What needs to be done: Can you output the records below exactly as they are written?

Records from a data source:
◆ ◆ ◆ ◆

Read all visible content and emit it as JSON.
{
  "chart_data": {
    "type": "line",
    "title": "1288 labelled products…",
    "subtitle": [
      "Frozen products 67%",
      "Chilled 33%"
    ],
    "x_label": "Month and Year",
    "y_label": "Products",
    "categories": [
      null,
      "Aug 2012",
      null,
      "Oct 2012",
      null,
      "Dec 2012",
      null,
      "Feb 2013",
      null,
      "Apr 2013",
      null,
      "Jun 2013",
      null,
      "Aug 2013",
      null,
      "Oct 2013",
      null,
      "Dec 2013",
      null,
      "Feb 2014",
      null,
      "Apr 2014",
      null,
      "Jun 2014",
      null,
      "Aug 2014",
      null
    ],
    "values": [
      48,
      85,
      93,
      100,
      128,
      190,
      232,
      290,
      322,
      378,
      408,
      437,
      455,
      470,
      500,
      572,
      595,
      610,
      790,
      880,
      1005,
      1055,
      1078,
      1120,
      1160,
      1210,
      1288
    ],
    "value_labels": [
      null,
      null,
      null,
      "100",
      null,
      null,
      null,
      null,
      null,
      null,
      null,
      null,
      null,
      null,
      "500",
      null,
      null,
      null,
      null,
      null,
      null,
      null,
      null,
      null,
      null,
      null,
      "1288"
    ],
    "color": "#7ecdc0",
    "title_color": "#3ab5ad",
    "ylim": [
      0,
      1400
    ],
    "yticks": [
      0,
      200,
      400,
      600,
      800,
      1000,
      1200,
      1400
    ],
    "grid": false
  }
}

◆ ◆ ◆ ◆

Worked solution:
Read all visible content and emit it as JSON.
{
  "chart_data": {
    "type": "line",
    "title": "1288 labelled products…",
    "subtitle": [
      "Frozen products 67%",
      "Chilled 33%"
    ],
    "x_label": "Month and Year",
    "y_label": "Products",
    "categories": [
      null,
      "Aug 2012",
      null,
      "Oct 2012",
      null,
      "Dec 2012",
      null,
      "Feb 2013",
      null,
      "Apr 2013",
      null,
      "Jun 2013",
      null,
      "Aug 2013",
      null,
      "Oct 2013",
      null,
      "Dec 2013",
      null,
      "Feb 2014",
      null,
      "Apr 2014",
      null,
      "Jun 2014",
      null,
      "Aug 2014",
      null
    ],
    "values": [
      48,
      85,
      93,
      100,
      128,
      190,
      232,
      290,
      322,
      378,
      408,
      437,
      455,
      470,
      500,
      572,
      595,
      610,
      790,
      880,
      1005,
      1055,
      1078,
      1120,
      1160,
      1210,
      1288
    ],
    "value_labels": [
      null,
      null,
      null,
      "100",
      null,
      null,
      null,
      null,
      null,
      null,
      null,
      null,
      null,
      null,
      "500",
      null,
      null,
      null,
      null,
      null,
      null,
      null,
      null,
      null,
      null,
      null,
      "1288"
    ],
    "color": "#7ecdc0",
    "title_color": "#3ab5ad",
    "ylim": [
      0,
      1400
    ],
    "yticks": [
      0,
      200,
      400,
      600,
      800,
      1000,
      1200,
      1400
    ],
    "grid": false
  }
}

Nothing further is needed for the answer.